REQUEST: Identify and copy all lines of the material where the string "quatre" is found.

EXCERPTED DATA:
◆ ◆ ◆ ◆ ◆ ◆ ◆
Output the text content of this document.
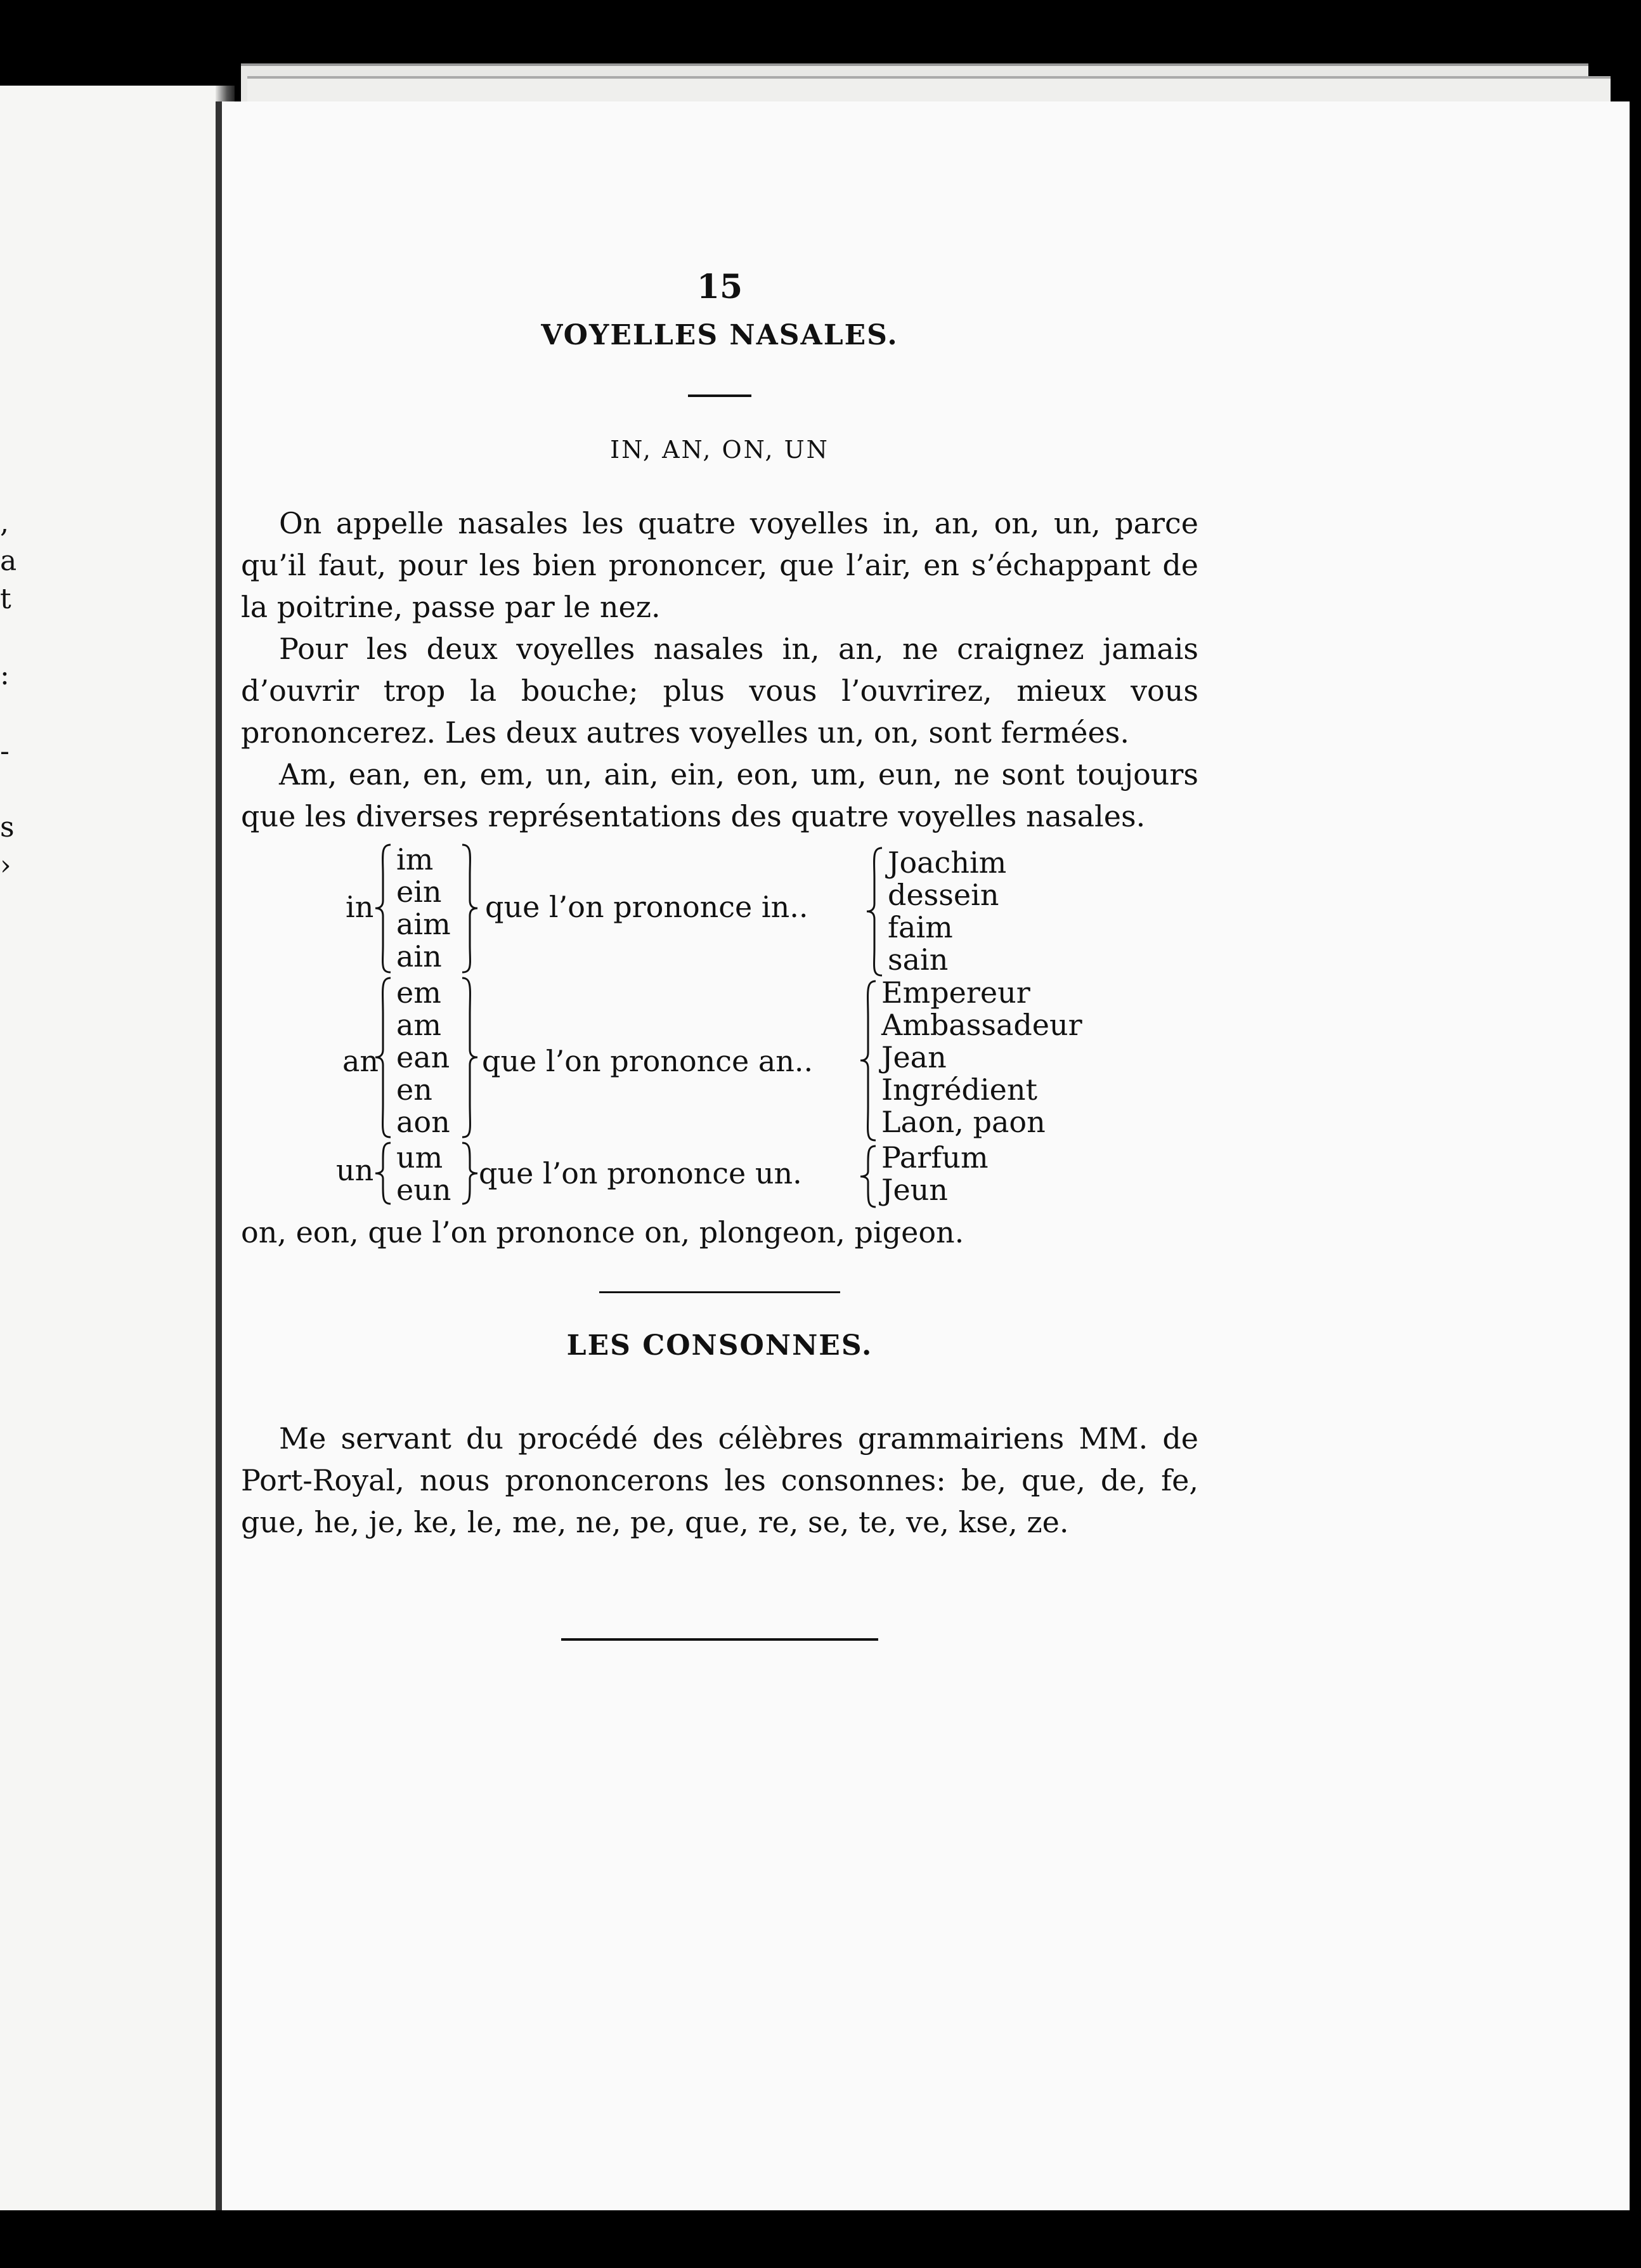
,
a
t
:
-
s
›
15
VOYELLES NASALES.
IN, AN, ON, UN

On appelle nasales les quatre voyelles in, an, on, un, parce qu’il faut, pour les bien prononcer, que l’air, en s’échappant de la poitrine, passe par le nez.

Pour les deux voyelles nasales in, an, ne craignez jamais d’ouvrir trop la bouche; plus vous l’ouvrirez, mieux vous prononcerez. Les deux autres voyelles un, on, sont fermées.

Am, ean, en, em, un, ain, ein, eon, um, eun, ne sont toujours que les diverses représentations des quatre voyelles nasales.

in
im
ein
aim
ain
que l’on prononce in..
Joachim
dessein
faim
sain
an
em
am
ean
en
aon
que l’on prononce an..
Empereur
Ambassadeur
Jean
Ingrédient
Laon, paon
un um
eun que l’on prononce un.	Parfum
Jeun
on, eon, que l’on prononce on, plongeon, pigeon.
LES CONSONNES.

Me servant du procédé des célèbres grammairiens MM. de Port-Royal, nous prononcerons les consonnes: be, que, de, fe, gue, he, je, ke, le, me, ne, pe, que, re, se, te, ve, kse, ze.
◆ ◆ ◆ ◆ ◆ ◆ ◆
OUTPUT OF THE TASK:
On appelle nasales les quatre voyelles in, an, on, un, parce qu’il faut, pour les bien prononcer, que l’air, en s’échappant de la poitrine, passe par le nez.
Am, ean, en, em, un, ain, ein, eon, um, eun, ne sont toujours que les diverses représentations des quatre voyelles nasales.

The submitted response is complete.